▶ YOUR TASK:
According to the text about Industrial Scientific Corporation, in what month and year did the company begin independent operations?

====== DOCUMENT SEGMENT

When most men his age were preparing for retirement, K.E. took on a whole new challenge. As Chairman, President & CEO of National Mine Service Company since 1970, K.E. offered to purchase one of the company's less profitable subsidiaries, a research division formed to develop gas monitors for all industries. In 1984, K.E. and his son, Bro. Kent D. McElhattan, Poage Lodge No. 325, Askland, Ky., saw it as an opportunity to save the jobs of 32 people, and at the same time to prove that an organization could be successful by putting employees first, ahead of stockholders and even customers.
"Florence deserves more credit than me in my success as a businessman, father and as a Master Mason. I strongly believe that even a 'dummy' can succeed if he has a caring and loving wife supporting him."
K.E. and Kent co-founded Industrial Scientific Corporation (ISC), headquartered in Oakdale, Pa., and began independent operations in January 1985, with K.E. as its chairman and Kent running the day-to-day operations as president and CEO. They invested in their most important asset - their staff - providing the very best tools to conduct research and engineering, which led to patented technologies and state-of-the-art designs. The company's products became known as the most rugged and dependable in the world, thus providing customers with the very best quality and service.
The McElhattans point to the Bible as the foundation of their corporate business philosophy, and believe it's the cornerstone to the company's success. So much so, that they were willing to sacrifice income rather than compromise their Christian beliefs. The company went public on Wall Street in 1993; however, when, six years later, stock market analysts denounced the company's philosophy as intolerable, the McElhattans repurchased all outstanding public stock at a huge financial loss and took their company private again. Perhaps Dr. R. Leslie Holmes, a pastor and K.E.'s close personal friend, describes ISC best in his article, "Where the Golden Rule Matters More than the Gold."

============
====== SOURCE INFORMATION

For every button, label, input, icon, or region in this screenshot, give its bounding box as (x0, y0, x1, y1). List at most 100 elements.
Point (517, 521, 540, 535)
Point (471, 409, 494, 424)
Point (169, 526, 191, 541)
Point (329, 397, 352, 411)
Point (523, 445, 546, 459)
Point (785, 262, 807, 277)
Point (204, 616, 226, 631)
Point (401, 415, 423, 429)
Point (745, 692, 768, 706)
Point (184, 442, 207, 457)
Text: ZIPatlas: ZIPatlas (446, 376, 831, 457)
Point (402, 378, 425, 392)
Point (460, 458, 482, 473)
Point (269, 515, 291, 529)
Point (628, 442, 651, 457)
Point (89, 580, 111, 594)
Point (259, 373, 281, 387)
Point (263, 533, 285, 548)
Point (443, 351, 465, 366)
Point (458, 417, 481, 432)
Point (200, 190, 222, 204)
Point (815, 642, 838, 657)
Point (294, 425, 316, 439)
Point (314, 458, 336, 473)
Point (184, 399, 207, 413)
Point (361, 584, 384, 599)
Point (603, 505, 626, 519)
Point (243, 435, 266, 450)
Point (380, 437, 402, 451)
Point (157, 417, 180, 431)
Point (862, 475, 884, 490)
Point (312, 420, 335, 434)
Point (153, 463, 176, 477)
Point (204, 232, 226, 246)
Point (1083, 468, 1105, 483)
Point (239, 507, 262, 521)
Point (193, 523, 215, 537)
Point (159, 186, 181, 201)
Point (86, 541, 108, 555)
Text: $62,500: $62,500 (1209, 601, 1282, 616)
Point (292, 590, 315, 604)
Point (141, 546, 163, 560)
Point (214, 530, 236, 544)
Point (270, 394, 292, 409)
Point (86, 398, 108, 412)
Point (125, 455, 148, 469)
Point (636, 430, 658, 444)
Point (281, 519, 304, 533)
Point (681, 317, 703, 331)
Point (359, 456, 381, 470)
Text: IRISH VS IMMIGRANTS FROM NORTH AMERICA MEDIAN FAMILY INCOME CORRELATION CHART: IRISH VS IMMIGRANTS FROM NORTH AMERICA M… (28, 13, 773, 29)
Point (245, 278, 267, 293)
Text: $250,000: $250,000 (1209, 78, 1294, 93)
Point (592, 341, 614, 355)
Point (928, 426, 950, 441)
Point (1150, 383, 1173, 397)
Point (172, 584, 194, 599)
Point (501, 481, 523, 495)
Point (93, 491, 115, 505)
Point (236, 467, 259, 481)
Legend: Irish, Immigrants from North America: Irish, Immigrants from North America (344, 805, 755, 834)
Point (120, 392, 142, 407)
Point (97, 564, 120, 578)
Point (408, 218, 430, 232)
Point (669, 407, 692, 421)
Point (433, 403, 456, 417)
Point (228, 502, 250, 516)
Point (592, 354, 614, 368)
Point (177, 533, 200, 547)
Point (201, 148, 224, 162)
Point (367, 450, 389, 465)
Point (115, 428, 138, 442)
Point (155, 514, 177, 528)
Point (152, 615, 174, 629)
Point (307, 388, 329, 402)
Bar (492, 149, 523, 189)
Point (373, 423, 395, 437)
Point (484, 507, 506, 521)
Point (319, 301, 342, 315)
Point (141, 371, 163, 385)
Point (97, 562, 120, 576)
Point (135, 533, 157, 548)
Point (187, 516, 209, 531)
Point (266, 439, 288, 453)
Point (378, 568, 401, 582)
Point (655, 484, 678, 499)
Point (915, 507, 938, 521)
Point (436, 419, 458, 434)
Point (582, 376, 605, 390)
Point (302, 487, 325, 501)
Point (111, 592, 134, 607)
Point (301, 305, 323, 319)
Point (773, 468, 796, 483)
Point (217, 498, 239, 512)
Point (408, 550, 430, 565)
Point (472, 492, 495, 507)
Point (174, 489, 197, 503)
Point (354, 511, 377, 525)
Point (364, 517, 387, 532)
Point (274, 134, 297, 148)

============

▶ YOUR SOLUTION:
January 1985.